**WHAT IS BEING ASKED:** Extract the entries in their exact form.

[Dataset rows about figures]
# # #
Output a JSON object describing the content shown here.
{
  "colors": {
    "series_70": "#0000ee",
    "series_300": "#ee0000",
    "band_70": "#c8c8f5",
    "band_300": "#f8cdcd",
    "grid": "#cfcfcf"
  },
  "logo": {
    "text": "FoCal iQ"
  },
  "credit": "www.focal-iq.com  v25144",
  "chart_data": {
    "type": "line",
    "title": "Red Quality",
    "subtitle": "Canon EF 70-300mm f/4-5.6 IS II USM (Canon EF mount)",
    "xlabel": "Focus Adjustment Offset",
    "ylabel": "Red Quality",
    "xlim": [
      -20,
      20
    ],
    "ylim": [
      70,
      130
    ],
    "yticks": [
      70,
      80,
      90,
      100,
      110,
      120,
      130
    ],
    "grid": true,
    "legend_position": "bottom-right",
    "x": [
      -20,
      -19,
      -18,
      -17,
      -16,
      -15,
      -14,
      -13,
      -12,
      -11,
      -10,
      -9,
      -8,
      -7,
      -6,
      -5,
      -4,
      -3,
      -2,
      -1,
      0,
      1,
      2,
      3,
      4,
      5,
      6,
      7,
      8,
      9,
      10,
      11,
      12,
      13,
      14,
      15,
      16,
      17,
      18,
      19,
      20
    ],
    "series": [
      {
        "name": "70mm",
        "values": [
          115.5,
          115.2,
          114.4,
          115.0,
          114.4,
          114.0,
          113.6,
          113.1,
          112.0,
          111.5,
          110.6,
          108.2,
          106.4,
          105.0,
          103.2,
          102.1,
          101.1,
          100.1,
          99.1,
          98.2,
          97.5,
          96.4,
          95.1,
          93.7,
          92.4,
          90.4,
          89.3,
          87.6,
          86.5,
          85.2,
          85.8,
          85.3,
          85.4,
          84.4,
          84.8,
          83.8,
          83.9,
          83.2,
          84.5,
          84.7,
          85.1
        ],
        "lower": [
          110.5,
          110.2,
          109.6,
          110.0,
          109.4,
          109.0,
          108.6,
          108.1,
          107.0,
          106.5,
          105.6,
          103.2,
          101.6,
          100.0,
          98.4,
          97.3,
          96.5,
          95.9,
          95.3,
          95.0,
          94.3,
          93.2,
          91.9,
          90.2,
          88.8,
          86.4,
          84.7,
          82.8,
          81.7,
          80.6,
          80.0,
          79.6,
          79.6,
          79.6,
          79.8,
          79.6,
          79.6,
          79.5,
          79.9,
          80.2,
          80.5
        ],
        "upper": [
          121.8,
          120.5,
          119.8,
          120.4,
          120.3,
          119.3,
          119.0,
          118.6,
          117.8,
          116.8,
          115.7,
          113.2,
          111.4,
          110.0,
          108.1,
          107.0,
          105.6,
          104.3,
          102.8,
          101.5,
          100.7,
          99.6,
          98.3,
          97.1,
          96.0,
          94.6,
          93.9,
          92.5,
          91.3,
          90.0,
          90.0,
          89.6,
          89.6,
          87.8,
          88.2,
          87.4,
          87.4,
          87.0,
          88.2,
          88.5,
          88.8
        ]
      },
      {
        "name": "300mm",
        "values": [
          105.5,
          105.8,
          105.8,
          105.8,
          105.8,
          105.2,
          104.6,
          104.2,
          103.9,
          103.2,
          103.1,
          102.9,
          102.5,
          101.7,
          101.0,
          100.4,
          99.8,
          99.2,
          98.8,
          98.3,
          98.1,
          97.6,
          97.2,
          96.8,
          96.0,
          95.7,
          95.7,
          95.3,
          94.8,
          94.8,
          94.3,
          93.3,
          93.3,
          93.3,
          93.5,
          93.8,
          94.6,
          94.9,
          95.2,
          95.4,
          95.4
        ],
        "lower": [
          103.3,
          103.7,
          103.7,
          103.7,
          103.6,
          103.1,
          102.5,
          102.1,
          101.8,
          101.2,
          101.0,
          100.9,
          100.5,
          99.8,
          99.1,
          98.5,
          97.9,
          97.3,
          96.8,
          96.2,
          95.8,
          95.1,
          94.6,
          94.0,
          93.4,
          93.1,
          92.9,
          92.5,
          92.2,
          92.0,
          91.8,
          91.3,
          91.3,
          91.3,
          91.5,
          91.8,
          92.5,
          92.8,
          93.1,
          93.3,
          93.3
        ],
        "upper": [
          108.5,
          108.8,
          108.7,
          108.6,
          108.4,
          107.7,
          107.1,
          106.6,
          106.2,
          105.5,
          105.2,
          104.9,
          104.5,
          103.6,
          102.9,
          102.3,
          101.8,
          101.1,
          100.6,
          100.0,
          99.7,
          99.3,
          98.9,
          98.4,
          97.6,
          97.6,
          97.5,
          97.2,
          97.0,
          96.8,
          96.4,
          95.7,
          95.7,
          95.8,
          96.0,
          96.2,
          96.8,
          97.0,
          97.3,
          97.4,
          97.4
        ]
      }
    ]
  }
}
# # #
**RIGHT ANSWER:**
Output a JSON object describing the content shown here.
{
  "colors": {
    "series_70": "#0000ee",
    "series_300": "#ee0000",
    "band_70": "#c8c8f5",
    "band_300": "#f8cdcd",
    "grid": "#cfcfcf"
  },
  "logo": {
    "text": "FoCal iQ"
  },
  "credit": "www.focal-iq.com  v25144",
  "chart_data": {
    "type": "line",
    "title": "Red Quality",
    "subtitle": "Canon EF 70-300mm f/4-5.6 IS II USM (Canon EF mount)",
    "xlabel": "Focus Adjustment Offset",
    "ylabel": "Red Quality",
    "xlim": [
      -20,
      20
    ],
    "ylim": [
      70,
      130
    ],
    "yticks": [
      70,
      80,
      90,
      100,
      110,
      120,
      130
    ],
    "grid": true,
    "legend_position": "bottom-right",
    "x": [
      -20,
      -19,
      -18,
      -17,
      -16,
      -15,
      -14,
      -13,
      -12,
      -11,
      -10,
      -9,
      -8,
      -7,
      -6,
      -5,
      -4,
      -3,
      -2,
      -1,
      0,
      1,
      2,
      3,
      4,
      5,
      6,
      7,
      8,
      9,
      10,
      11,
      12,
      13,
      14,
      15,
      16,
      17,
      18,
      19,
      20
    ],
    "series": [
      {
        "name": "70mm",
        "values": [
          115.5,
          115.2,
          114.4,
          115.0,
          114.4,
          114.0,
          113.6,
          113.1,
          112.0,
          111.5,
          110.6,
          108.2,
          106.4,
          105.0,
          103.2,
          102.1,
          101.1,
          100.1,
          99.1,
          98.2,
          97.5,
          96.4,
          95.1,
          93.7,
          92.4,
          90.4,
          89.3,
          87.6,
          86.5,
          85.2,
          85.8,
          85.3,
          85.4,
          84.4,
          84.8,
          83.8,
          83.9,
          83.2,
          84.5,
          84.7,
          85.1
        ],
        "lower": [
          110.5,
          110.2,
          109.6,
          110.0,
          109.4,
          109.0,
          108.6,
          108.1,
          107.0,
          106.5,
          105.6,
          103.2,
          101.6,
          100.0,
          98.4,
          97.3,
          96.5,
          95.9,
          95.3,
          95.0,
          94.3,
          93.2,
          91.9,
          90.2,
          88.8,
          86.4,
          84.7,
          82.8,
          81.7,
          80.6,
          80.0,
          79.6,
          79.6,
          79.6,
          79.8,
          79.6,
          79.6,
          79.5,
          79.9,
          80.2,
          80.5
        ],
        "upper": [
          121.8,
          120.5,
          119.8,
          120.4,
          120.3,
          119.3,
          119.0,
          118.6,
          117.8,
          116.8,
          115.7,
          113.2,
          111.4,
          110.0,
          108.1,
          107.0,
          105.6,
          104.3,
          102.8,
          101.5,
          100.7,
          99.6,
          98.3,
          97.1,
          96.0,
          94.6,
          93.9,
          92.5,
          91.3,
          90.0,
          90.0,
          89.6,
          89.6,
          87.8,
          88.2,
          87.4,
          87.4,
          87.0,
          88.2,
          88.5,
          88.8
        ]
      },
      {
        "name": "300mm",
        "values": [
          105.5,
          105.8,
          105.8,
          105.8,
          105.8,
          105.2,
          104.6,
          104.2,
          103.9,
          103.2,
          103.1,
          102.9,
          102.5,
          101.7,
          101.0,
          100.4,
          99.8,
          99.2,
          98.8,
          98.3,
          98.1,
          97.6,
          97.2,
          96.8,
          96.0,
          95.7,
          95.7,
          95.3,
          94.8,
          94.8,
          94.3,
          93.3,
          93.3,
          93.3,
          93.5,
          93.8,
          94.6,
          94.9,
          95.2,
          95.4,
          95.4
        ],
        "lower": [
          103.3,
          103.7,
          103.7,
          103.7,
          103.6,
          103.1,
          102.5,
          102.1,
          101.8,
          101.2,
          101.0,
          100.9,
          100.5,
          99.8,
          99.1,
          98.5,
          97.9,
          97.3,
          96.8,
          96.2,
          95.8,
          95.1,
          94.6,
          94.0,
          93.4,
          93.1,
          92.9,
          92.5,
          92.2,
          92.0,
          91.8,
          91.3,
          91.3,
          91.3,
          91.5,
          91.8,
          92.5,
          92.8,
          93.1,
          93.3,
          93.3
        ],
        "upper": [
          108.5,
          108.8,
          108.7,
          108.6,
          108.4,
          107.7,
          107.1,
          106.6,
          106.2,
          105.5,
          105.2,
          104.9,
          104.5,
          103.6,
          102.9,
          102.3,
          101.8,
          101.1,
          100.6,
          100.0,
          99.7,
          99.3,
          98.9,
          98.4,
          97.6,
          97.6,
          97.5,
          97.2,
          97.0,
          96.8,
          96.4,
          95.7,
          95.7,
          95.8,
          96.0,
          96.2,
          96.8,
          97.0,
          97.3,
          97.4,
          97.4
        ]
      }
    ]
  }
}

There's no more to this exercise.